MATERIAL PROVIDED =>
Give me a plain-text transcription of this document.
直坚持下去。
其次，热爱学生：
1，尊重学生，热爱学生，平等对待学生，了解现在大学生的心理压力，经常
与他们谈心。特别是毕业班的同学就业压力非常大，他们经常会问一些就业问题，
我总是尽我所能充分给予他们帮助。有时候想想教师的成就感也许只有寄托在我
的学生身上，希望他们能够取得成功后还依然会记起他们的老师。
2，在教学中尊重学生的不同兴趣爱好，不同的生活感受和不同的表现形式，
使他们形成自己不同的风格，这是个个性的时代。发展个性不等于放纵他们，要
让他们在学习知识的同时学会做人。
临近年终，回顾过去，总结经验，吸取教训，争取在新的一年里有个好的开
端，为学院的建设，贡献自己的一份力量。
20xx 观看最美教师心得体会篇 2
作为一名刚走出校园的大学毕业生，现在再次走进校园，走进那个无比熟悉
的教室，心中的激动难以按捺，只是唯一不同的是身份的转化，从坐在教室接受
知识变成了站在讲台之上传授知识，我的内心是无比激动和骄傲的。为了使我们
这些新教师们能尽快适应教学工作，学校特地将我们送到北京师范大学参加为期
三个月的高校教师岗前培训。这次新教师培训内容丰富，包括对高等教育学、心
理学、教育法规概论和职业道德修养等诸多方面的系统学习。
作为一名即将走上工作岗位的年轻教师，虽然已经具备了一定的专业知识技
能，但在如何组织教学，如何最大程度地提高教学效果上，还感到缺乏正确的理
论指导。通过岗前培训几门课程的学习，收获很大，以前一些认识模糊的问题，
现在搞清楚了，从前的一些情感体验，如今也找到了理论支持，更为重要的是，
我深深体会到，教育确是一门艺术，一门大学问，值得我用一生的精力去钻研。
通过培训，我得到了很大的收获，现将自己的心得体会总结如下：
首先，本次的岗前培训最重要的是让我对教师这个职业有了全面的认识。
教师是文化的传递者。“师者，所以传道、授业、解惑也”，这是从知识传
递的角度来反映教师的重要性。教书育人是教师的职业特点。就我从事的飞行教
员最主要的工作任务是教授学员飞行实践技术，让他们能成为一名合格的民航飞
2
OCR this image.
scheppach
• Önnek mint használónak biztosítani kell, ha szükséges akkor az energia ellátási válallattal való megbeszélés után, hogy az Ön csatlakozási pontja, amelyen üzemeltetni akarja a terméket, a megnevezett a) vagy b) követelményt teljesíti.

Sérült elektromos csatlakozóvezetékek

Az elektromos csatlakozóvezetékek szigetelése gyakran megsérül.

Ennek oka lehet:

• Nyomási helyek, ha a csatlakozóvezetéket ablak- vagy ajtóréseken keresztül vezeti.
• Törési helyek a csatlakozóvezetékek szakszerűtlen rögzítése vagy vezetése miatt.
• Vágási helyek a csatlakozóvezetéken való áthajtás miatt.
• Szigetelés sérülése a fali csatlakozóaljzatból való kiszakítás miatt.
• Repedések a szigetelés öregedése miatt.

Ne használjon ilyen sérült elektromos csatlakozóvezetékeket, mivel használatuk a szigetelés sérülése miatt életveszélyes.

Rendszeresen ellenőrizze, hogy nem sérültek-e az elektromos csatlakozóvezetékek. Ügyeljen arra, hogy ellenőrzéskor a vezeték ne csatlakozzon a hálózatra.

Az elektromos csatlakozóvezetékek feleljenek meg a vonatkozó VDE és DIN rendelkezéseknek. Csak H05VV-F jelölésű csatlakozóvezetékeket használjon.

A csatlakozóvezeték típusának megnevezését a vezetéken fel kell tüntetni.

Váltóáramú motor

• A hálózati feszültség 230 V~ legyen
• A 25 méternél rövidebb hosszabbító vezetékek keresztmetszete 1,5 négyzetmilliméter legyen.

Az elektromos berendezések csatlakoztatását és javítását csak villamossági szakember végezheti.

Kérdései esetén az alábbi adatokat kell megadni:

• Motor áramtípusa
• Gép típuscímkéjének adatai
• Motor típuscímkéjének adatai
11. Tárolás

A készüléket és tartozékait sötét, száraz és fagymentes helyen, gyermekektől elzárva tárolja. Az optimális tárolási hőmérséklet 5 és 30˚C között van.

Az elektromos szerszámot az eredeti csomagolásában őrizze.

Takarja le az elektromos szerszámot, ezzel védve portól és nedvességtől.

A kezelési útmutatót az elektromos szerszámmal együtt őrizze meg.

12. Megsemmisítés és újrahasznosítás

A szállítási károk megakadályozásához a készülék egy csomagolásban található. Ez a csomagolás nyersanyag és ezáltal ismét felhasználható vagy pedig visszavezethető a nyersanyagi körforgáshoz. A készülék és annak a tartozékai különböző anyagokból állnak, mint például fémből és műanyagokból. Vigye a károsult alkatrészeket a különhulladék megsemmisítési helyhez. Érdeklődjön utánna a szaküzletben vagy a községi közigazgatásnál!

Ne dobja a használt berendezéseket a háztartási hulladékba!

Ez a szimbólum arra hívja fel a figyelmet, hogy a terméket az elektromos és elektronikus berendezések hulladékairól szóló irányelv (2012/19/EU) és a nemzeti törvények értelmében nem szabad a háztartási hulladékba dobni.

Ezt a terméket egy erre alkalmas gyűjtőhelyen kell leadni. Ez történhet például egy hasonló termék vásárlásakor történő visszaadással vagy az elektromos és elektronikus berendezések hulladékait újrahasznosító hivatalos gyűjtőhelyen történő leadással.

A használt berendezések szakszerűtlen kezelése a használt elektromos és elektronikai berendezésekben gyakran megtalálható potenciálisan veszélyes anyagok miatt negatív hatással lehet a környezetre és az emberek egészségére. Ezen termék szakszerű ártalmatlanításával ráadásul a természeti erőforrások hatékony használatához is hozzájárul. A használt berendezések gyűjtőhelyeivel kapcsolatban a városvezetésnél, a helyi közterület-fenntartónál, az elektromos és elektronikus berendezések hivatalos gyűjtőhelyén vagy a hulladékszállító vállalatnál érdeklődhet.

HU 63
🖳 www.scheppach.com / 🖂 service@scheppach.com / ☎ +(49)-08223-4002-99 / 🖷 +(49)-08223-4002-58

AIM =>
Write the data from above out again, exactly.

FULL ANSWER =>
Give me a plain-text transcription of this document.
直坚持下去。
其次，热爱学生：
1，尊重学生，热爱学生，平等对待学生，了解现在大学生的心理压力，经常
与他们谈心。特别是毕业班的同学就业压力非常大，他们经常会问一些就业问题，
我总是尽我所能充分给予他们帮助。有时候想想教师的成就感也许只有寄托在我
的学生身上，希望他们能够取得成功后还依然会记起他们的老师。
2，在教学中尊重学生的不同兴趣爱好，不同的生活感受和不同的表现形式，
使他们形成自己不同的风格，这是个个性的时代。发展个性不等于放纵他们，要
让他们在学习知识的同时学会做人。
临近年终，回顾过去，总结经验，吸取教训，争取在新的一年里有个好的开
端，为学院的建设，贡献自己的一份力量。
20xx 观看最美教师心得体会篇 2
作为一名刚走出校园的大学毕业生，现在再次走进校园，走进那个无比熟悉
的教室，心中的激动难以按捺，只是唯一不同的是身份的转化，从坐在教室接受
知识变成了站在讲台之上传授知识，我的内心是无比激动和骄傲的。为了使我们
这些新教师们能尽快适应教学工作，学校特地将我们送到北京师范大学参加为期
三个月的高校教师岗前培训。这次新教师培训内容丰富，包括对高等教育学、心
理学、教育法规概论和职业道德修养等诸多方面的系统学习。
作为一名即将走上工作岗位的年轻教师，虽然已经具备了一定的专业知识技
能，但在如何组织教学，如何最大程度地提高教学效果上，还感到缺乏正确的理
论指导。通过岗前培训几门课程的学习，收获很大，以前一些认识模糊的问题，
现在搞清楚了，从前的一些情感体验，如今也找到了理论支持，更为重要的是，
我深深体会到，教育确是一门艺术，一门大学问，值得我用一生的精力去钻研。
通过培训，我得到了很大的收获，现将自己的心得体会总结如下：
首先，本次的岗前培训最重要的是让我对教师这个职业有了全面的认识。
教师是文化的传递者。“师者，所以传道、授业、解惑也”，这是从知识传
递的角度来反映教师的重要性。教书育人是教师的职业特点。就我从事的飞行教
员最主要的工作任务是教授学员飞行实践技术，让他们能成为一名合格的民航飞
2
OCR this image.
scheppach
• Önnek mint használónak biztosítani kell, ha szükséges akkor az energia ellátási válallattal való megbeszélés után, hogy az Ön csatlakozási pontja, amelyen üzemeltetni akarja a terméket, a megnevezett a) vagy b) követelményt teljesíti.

Sérült elektromos csatlakozóvezetékek

Az elektromos csatlakozóvezetékek szigetelése gyakran megsérül.

Ennek oka lehet:

• Nyomási helyek, ha a csatlakozóvezetéket ablak- vagy ajtóréseken keresztül vezeti.
• Törési helyek a csatlakozóvezetékek szakszerűtlen rögzítése vagy vezetése miatt.
• Vágási helyek a csatlakozóvezetéken való áthajtás miatt.
• Szigetelés sérülése a fali csatlakozóaljzatból való kiszakítás miatt.
• Repedések a szigetelés öregedése miatt.

Ne használjon ilyen sérült elektromos csatlakozóvezetékeket, mivel használatuk a szigetelés sérülése miatt életveszélyes.

Rendszeresen ellenőrizze, hogy nem sérültek-e az elektromos csatlakozóvezetékek. Ügyeljen arra, hogy ellenőrzéskor a vezeték ne csatlakozzon a hálózatra.

Az elektromos csatlakozóvezetékek feleljenek meg a vonatkozó VDE és DIN rendelkezéseknek. Csak H05VV-F jelölésű csatlakozóvezetékeket használjon.

A csatlakozóvezeték típusának megnevezését a vezetéken fel kell tüntetni.

Váltóáramú motor

• A hálózati feszültség 230 V~ legyen
• A 25 méternél rövidebb hosszabbító vezetékek keresztmetszete 1,5 négyzetmilliméter legyen.

Az elektromos berendezések csatlakoztatását és javítását csak villamossági szakember végezheti.

Kérdései esetén az alábbi adatokat kell megadni:

• Motor áramtípusa
• Gép típuscímkéjének adatai
• Motor típuscímkéjének adatai
11. Tárolás

A készüléket és tartozékait sötét, száraz és fagymentes helyen, gyermekektől elzárva tárolja. Az optimális tárolási hőmérséklet 5 és 30˚C között van.

Az elektromos szerszámot az eredeti csomagolásában őrizze.

Takarja le az elektromos szerszámot, ezzel védve portól és nedvességtől.

A kezelési útmutatót az elektromos szerszámmal együtt őrizze meg.

12. Megsemmisítés és újrahasznosítás

A szállítási károk megakadályozásához a készülék egy csomagolásban található. Ez a csomagolás nyersanyag és ezáltal ismét felhasználható vagy pedig visszavezethető a nyersanyagi körforgáshoz. A készülék és annak a tartozékai különböző anyagokból állnak, mint például fémből és műanyagokból. Vigye a károsult alkatrészeket a különhulladék megsemmisítési helyhez. Érdeklődjön utánna a szaküzletben vagy a községi közigazgatásnál!

Ne dobja a használt berendezéseket a háztartási hulladékba!

Ez a szimbólum arra hívja fel a figyelmet, hogy a terméket az elektromos és elektronikus berendezések hulladékairól szóló irányelv (2012/19/EU) és a nemzeti törvények értelmében nem szabad a háztartási hulladékba dobni.

Ezt a terméket egy erre alkalmas gyűjtőhelyen kell leadni. Ez történhet például egy hasonló termék vásárlásakor történő visszaadással vagy az elektromos és elektronikus berendezések hulladékait újrahasznosító hivatalos gyűjtőhelyen történő leadással.

A használt berendezések szakszerűtlen kezelése a használt elektromos és elektronikai berendezésekben gyakran megtalálható potenciálisan veszélyes anyagok miatt negatív hatással lehet a környezetre és az emberek egészségére. Ezen termék szakszerű ártalmatlanításával ráadásul a természeti erőforrások hatékony használatához is hozzájárul. A használt berendezések gyűjtőhelyeivel kapcsolatban a városvezetésnél, a helyi közterület-fenntartónál, az elektromos és elektronikus berendezések hivatalos gyűjtőhelyén vagy a hulladékszállító vállalatnál érdeklődhet.

HU 63
🖳 www.scheppach.com / 🖂 service@scheppach.com / ☎ +(49)-08223-4002-99 / 🖷 +(49)-08223-4002-58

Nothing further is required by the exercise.